# SET PROBLEM
Output every line below exactly.

# DATA EXCERPTS
+---+
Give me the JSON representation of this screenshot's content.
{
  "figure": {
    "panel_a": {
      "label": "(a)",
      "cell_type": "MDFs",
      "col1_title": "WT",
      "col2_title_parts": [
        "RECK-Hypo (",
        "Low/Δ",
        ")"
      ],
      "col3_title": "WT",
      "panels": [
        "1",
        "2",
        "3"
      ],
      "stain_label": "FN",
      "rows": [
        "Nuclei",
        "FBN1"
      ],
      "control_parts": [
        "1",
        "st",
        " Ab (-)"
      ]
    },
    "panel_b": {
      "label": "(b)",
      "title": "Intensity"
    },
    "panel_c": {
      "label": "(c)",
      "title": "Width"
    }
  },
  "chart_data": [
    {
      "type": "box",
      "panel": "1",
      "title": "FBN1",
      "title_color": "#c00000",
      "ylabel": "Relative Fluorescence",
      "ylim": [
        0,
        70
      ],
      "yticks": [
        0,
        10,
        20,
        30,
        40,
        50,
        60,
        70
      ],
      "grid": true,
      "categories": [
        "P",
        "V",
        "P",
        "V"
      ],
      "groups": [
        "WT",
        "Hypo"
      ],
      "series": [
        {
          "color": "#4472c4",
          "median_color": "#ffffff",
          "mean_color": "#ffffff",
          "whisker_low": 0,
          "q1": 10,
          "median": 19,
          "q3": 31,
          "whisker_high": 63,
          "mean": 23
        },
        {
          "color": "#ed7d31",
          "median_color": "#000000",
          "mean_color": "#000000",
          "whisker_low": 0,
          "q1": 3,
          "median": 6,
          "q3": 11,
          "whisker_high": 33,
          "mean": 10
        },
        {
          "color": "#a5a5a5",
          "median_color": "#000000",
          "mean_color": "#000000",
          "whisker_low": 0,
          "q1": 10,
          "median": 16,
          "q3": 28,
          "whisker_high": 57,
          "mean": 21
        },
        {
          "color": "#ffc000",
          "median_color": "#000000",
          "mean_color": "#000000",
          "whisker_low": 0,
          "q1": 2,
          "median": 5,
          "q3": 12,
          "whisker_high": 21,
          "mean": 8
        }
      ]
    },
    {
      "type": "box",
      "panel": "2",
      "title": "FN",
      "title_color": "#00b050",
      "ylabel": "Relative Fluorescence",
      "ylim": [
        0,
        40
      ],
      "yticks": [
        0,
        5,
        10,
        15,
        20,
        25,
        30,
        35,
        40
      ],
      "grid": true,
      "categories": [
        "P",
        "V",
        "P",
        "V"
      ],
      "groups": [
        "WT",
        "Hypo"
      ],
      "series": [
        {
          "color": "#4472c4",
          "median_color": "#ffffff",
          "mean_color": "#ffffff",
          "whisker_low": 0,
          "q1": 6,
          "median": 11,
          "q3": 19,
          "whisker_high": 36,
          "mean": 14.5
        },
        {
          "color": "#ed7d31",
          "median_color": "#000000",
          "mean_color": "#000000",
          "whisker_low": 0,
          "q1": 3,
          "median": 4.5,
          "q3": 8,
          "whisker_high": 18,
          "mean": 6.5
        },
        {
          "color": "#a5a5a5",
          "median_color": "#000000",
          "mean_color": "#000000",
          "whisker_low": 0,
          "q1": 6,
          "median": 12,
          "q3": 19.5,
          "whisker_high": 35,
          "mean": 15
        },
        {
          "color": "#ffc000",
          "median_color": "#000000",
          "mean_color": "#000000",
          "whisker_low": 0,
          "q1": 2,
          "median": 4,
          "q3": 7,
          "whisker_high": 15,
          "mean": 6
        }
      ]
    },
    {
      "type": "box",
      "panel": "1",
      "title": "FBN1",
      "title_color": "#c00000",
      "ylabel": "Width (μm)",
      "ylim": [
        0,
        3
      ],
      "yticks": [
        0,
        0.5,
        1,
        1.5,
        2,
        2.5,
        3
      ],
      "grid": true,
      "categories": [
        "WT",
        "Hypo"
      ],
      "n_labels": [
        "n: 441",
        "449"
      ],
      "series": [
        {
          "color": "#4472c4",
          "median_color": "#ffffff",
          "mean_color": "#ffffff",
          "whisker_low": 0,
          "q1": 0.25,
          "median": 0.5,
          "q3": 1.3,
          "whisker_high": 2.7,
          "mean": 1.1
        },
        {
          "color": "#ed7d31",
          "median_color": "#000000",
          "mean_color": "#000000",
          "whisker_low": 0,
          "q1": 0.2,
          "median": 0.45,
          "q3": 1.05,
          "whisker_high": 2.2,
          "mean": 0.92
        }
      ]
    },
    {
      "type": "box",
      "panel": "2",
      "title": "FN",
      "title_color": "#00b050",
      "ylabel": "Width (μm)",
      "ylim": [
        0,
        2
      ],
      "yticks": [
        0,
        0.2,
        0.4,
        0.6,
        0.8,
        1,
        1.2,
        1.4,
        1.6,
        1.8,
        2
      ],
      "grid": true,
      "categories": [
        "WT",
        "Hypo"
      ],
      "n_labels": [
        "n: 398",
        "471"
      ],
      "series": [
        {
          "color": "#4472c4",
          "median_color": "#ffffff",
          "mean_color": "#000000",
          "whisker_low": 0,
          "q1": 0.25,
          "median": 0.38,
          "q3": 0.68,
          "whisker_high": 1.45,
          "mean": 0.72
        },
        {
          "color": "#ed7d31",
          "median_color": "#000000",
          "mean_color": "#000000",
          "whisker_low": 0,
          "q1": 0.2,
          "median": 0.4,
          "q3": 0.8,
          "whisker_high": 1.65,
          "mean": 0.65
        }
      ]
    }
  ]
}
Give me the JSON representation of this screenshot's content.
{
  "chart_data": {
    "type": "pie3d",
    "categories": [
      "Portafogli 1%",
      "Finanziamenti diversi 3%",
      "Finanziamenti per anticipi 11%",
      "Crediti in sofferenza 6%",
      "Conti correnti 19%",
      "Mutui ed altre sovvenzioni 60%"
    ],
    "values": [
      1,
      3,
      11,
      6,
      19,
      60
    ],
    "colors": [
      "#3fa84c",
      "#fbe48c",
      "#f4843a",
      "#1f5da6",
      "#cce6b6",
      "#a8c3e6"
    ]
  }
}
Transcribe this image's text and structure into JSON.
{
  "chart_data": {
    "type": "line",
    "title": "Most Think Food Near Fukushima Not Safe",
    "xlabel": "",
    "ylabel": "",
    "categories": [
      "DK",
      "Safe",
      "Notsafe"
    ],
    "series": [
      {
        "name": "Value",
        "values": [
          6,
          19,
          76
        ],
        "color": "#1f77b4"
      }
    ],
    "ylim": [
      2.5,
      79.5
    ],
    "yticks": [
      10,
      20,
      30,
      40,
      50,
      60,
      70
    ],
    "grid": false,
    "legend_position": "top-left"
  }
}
+---+
# FINISHED ANSWER
Give me the JSON representation of this screenshot's content.
{
  "figure": {
    "panel_a": {
      "label": "(a)",
      "cell_type": "MDFs",
      "col1_title": "WT",
      "col2_title_parts": [
        "RECK-Hypo (",
        "Low/Δ",
        ")"
      ],
      "col3_title": "WT",
      "panels": [
        "1",
        "2",
        "3"
      ],
      "stain_label": "FN",
      "rows": [
        "Nuclei",
        "FBN1"
      ],
      "control_parts": [
        "1",
        "st",
        " Ab (-)"
      ]
    },
    "panel_b": {
      "label": "(b)",
      "title": "Intensity"
    },
    "panel_c": {
      "label": "(c)",
      "title": "Width"
    }
  },
  "chart_data": [
    {
      "type": "box",
      "panel": "1",
      "title": "FBN1",
      "title_color": "#c00000",
      "ylabel": "Relative Fluorescence",
      "ylim": [
        0,
        70
      ],
      "yticks": [
        0,
        10,
        20,
        30,
        40,
        50,
        60,
        70
      ],
      "grid": true,
      "categories": [
        "P",
        "V",
        "P",
        "V"
      ],
      "groups": [
        "WT",
        "Hypo"
      ],
      "series": [
        {
          "color": "#4472c4",
          "median_color": "#ffffff",
          "mean_color": "#ffffff",
          "whisker_low": 0,
          "q1": 10,
          "median": 19,
          "q3": 31,
          "whisker_high": 63,
          "mean": 23
        },
        {
          "color": "#ed7d31",
          "median_color": "#000000",
          "mean_color": "#000000",
          "whisker_low": 0,
          "q1": 3,
          "median": 6,
          "q3": 11,
          "whisker_high": 33,
          "mean": 10
        },
        {
          "color": "#a5a5a5",
          "median_color": "#000000",
          "mean_color": "#000000",
          "whisker_low": 0,
          "q1": 10,
          "median": 16,
          "q3": 28,
          "whisker_high": 57,
          "mean": 21
        },
        {
          "color": "#ffc000",
          "median_color": "#000000",
          "mean_color": "#000000",
          "whisker_low": 0,
          "q1": 2,
          "median": 5,
          "q3": 12,
          "whisker_high": 21,
          "mean": 8
        }
      ]
    },
    {
      "type": "box",
      "panel": "2",
      "title": "FN",
      "title_color": "#00b050",
      "ylabel": "Relative Fluorescence",
      "ylim": [
        0,
        40
      ],
      "yticks": [
        0,
        5,
        10,
        15,
        20,
        25,
        30,
        35,
        40
      ],
      "grid": true,
      "categories": [
        "P",
        "V",
        "P",
        "V"
      ],
      "groups": [
        "WT",
        "Hypo"
      ],
      "series": [
        {
          "color": "#4472c4",
          "median_color": "#ffffff",
          "mean_color": "#ffffff",
          "whisker_low": 0,
          "q1": 6,
          "median": 11,
          "q3": 19,
          "whisker_high": 36,
          "mean": 14.5
        },
        {
          "color": "#ed7d31",
          "median_color": "#000000",
          "mean_color": "#000000",
          "whisker_low": 0,
          "q1": 3,
          "median": 4.5,
          "q3": 8,
          "whisker_high": 18,
          "mean": 6.5
        },
        {
          "color": "#a5a5a5",
          "median_color": "#000000",
          "mean_color": "#000000",
          "whisker_low": 0,
          "q1": 6,
          "median": 12,
          "q3": 19.5,
          "whisker_high": 35,
          "mean": 15
        },
        {
          "color": "#ffc000",
          "median_color": "#000000",
          "mean_color": "#000000",
          "whisker_low": 0,
          "q1": 2,
          "median": 4,
          "q3": 7,
          "whisker_high": 15,
          "mean": 6
        }
      ]
    },
    {
      "type": "box",
      "panel": "1",
      "title": "FBN1",
      "title_color": "#c00000",
      "ylabel": "Width (μm)",
      "ylim": [
        0,
        3
      ],
      "yticks": [
        0,
        0.5,
        1,
        1.5,
        2,
        2.5,
        3
      ],
      "grid": true,
      "categories": [
        "WT",
        "Hypo"
      ],
      "n_labels": [
        "n: 441",
        "449"
      ],
      "series": [
        {
          "color": "#4472c4",
          "median_color": "#ffffff",
          "mean_color": "#ffffff",
          "whisker_low": 0,
          "q1": 0.25,
          "median": 0.5,
          "q3": 1.3,
          "whisker_high": 2.7,
          "mean": 1.1
        },
        {
          "color": "#ed7d31",
          "median_color": "#000000",
          "mean_color": "#000000",
          "whisker_low": 0,
          "q1": 0.2,
          "median": 0.45,
          "q3": 1.05,
          "whisker_high": 2.2,
          "mean": 0.92
        }
      ]
    },
    {
      "type": "box",
      "panel": "2",
      "title": "FN",
      "title_color": "#00b050",
      "ylabel": "Width (μm)",
      "ylim": [
        0,
        2
      ],
      "yticks": [
        0,
        0.2,
        0.4,
        0.6,
        0.8,
        1,
        1.2,
        1.4,
        1.6,
        1.8,
        2
      ],
      "grid": true,
      "categories": [
        "WT",
        "Hypo"
      ],
      "n_labels": [
        "n: 398",
        "471"
      ],
      "series": [
        {
          "color": "#4472c4",
          "median_color": "#ffffff",
          "mean_color": "#000000",
          "whisker_low": 0,
          "q1": 0.25,
          "median": 0.38,
          "q3": 0.68,
          "whisker_high": 1.45,
          "mean": 0.72
        },
        {
          "color": "#ed7d31",
          "median_color": "#000000",
          "mean_color": "#000000",
          "whisker_low": 0,
          "q1": 0.2,
          "median": 0.4,
          "q3": 0.8,
          "whisker_high": 1.65,
          "mean": 0.65
        }
      ]
    }
  ]
}
Give me the JSON representation of this screenshot's content.
{
  "chart_data": {
    "type": "pie3d",
    "categories": [
      "Portafogli 1%",
      "Finanziamenti diversi 3%",
      "Finanziamenti per anticipi 11%",
      "Crediti in sofferenza 6%",
      "Conti correnti 19%",
      "Mutui ed altre sovvenzioni 60%"
    ],
    "values": [
      1,
      3,
      11,
      6,
      19,
      60
    ],
    "colors": [
      "#3fa84c",
      "#fbe48c",
      "#f4843a",
      "#1f5da6",
      "#cce6b6",
      "#a8c3e6"
    ]
  }
}
Transcribe this image's text and structure into JSON.
{
  "chart_data": {
    "type": "line",
    "title": "Most Think Food Near Fukushima Not Safe",
    "xlabel": "",
    "ylabel": "",
    "categories": [
      "DK",
      "Safe",
      "Notsafe"
    ],
    "series": [
      {
        "name": "Value",
        "values": [
          6,
          19,
          76
        ],
        "color": "#1f77b4"
      }
    ],
    "ylim": [
      2.5,
      79.5
    ],
    "yticks": [
      10,
      20,
      30,
      40,
      50,
      60,
      70
    ],
    "grid": false,
    "legend_position": "top-left"
  }
}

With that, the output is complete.